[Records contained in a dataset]
^^^^^^^^

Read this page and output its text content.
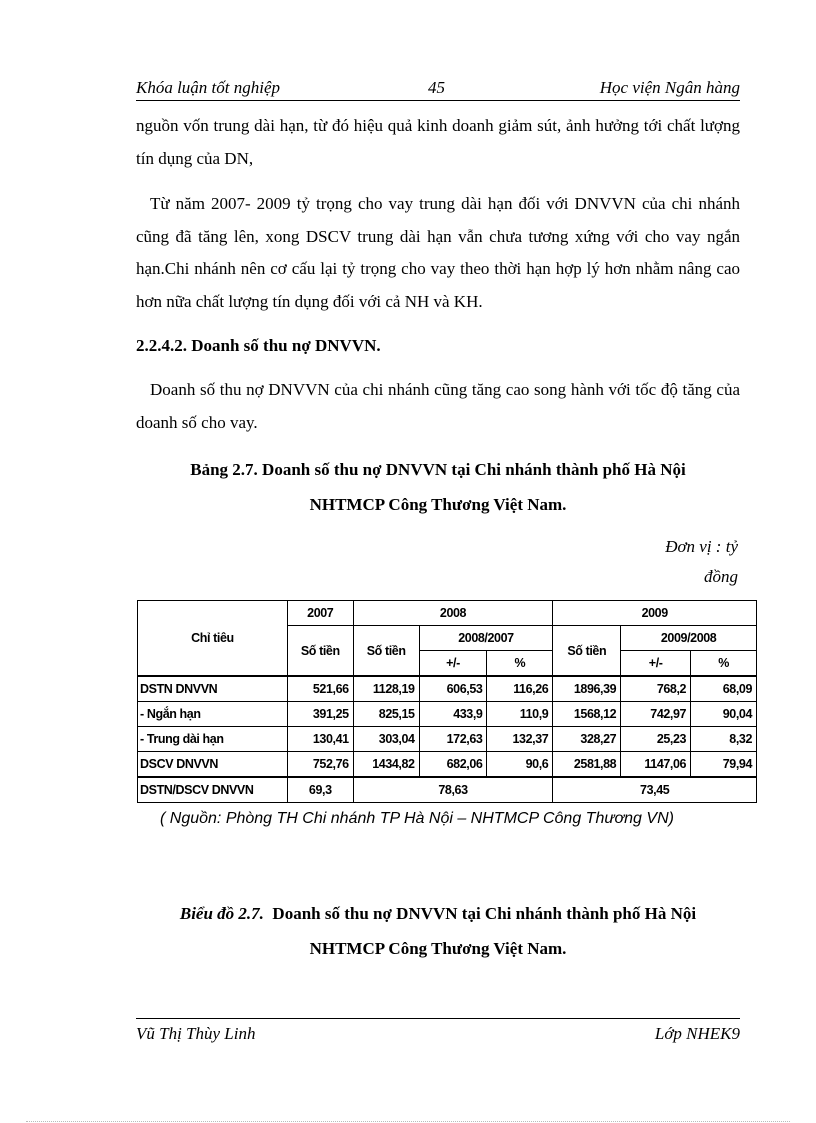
Khóa luận tốt nghiệp	45	Học viện Ngân hàng
nguồn vốn trung dài hạn, từ đó hiệu quả kinh doanh giảm sút, ảnh hưởng tới chất lượng tín dụng của DN,
Từ năm 2007- 2009 tỷ trọng cho vay trung dài hạn đối với DNVVN của chi nhánh cũng đã tăng lên, xong DSCV trung dài hạn vẫn chưa tương xứng với cho vay ngắn hạn.Chi nhánh nên cơ cấu lại tỷ trọng cho vay theo thời hạn hợp lý hơn nhằm nâng cao hơn nữa chất lượng tín dụng đối với cả NH và KH.
2.2.4.2. Doanh số thu nợ DNVVN.
Doanh số thu nợ DNVVN của chi nhánh cũng tăng cao song hành với tốc độ tăng của doanh số cho vay.
Bảng 2.7. Doanh số thu nợ DNVVN tại Chi nhánh thành phố Hà Nội
NHTMCP Công Thương Việt Nam.
Đơn vị : tỷ
đồng
Chỉ tiêu	2007	2008			2009		
	Số tiền	Số tiền	2008/2007		Số tiền	2009/2008	
			+/-	%		+/-	%
DSTN DNVVN	521,66	1128,19	606,53	116,26	1896,39	768,2	68,09
- Ngắn hạn	391,25	825,15	433,9	110,9	1568,12	742,97	90,04
- Trung dài hạn	130,41	303,04	172,63	132,37	328,27	25,23	8,32
DSCV DNVVN	752,76	1434,82	682,06	90,6	2581,88	1147,06	79,94
DSTN/DSCV DNVVN	69,3	78,63			73,45		
( Nguồn: Phòng TH Chi nhánh TP Hà Nội – NHTMCP Công Thương VN)
Biểu đồ 2.7. Doanh số thu nợ DNVVN tại Chi nhánh thành phố Hà Nội
NHTMCP Công Thương Việt Nam.
Vũ Thị Thùy Linh	Lớp NHEK9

^^^^^^^^

Reproduce the material above in full, exactly, with no images.

• [The answer]
Read this page and output its text content.
Khóa luận tốt nghiệp	45	Học viện Ngân hàng
nguồn vốn trung dài hạn, từ đó hiệu quả kinh doanh giảm sút, ảnh hưởng tới chất lượng tín dụng của DN,
Từ năm 2007- 2009 tỷ trọng cho vay trung dài hạn đối với DNVVN của chi nhánh cũng đã tăng lên, xong DSCV trung dài hạn vẫn chưa tương xứng với cho vay ngắn hạn.Chi nhánh nên cơ cấu lại tỷ trọng cho vay theo thời hạn hợp lý hơn nhằm nâng cao hơn nữa chất lượng tín dụng đối với cả NH và KH.
2.2.4.2. Doanh số thu nợ DNVVN.
Doanh số thu nợ DNVVN của chi nhánh cũng tăng cao song hành với tốc độ tăng của doanh số cho vay.
Bảng 2.7. Doanh số thu nợ DNVVN tại Chi nhánh thành phố Hà Nội
NHTMCP Công Thương Việt Nam.
Đơn vị : tỷ
đồng
Chỉ tiêu	2007	2008			2009		
	Số tiền	Số tiền	2008/2007		Số tiền	2009/2008	
			+/-	%		+/-	%
DSTN DNVVN	521,66	1128,19	606,53	116,26	1896,39	768,2	68,09
- Ngắn hạn	391,25	825,15	433,9	110,9	1568,12	742,97	90,04
- Trung dài hạn	130,41	303,04	172,63	132,37	328,27	25,23	8,32
DSCV DNVVN	752,76	1434,82	682,06	90,6	2581,88	1147,06	79,94
DSTN/DSCV DNVVN	69,3	78,63			73,45		
( Nguồn: Phòng TH Chi nhánh TP Hà Nội – NHTMCP Công Thương VN)
Biểu đồ 2.7. Doanh số thu nợ DNVVN tại Chi nhánh thành phố Hà Nội
NHTMCP Công Thương Việt Nam.
Vũ Thị Thùy Linh	Lớp NHEK9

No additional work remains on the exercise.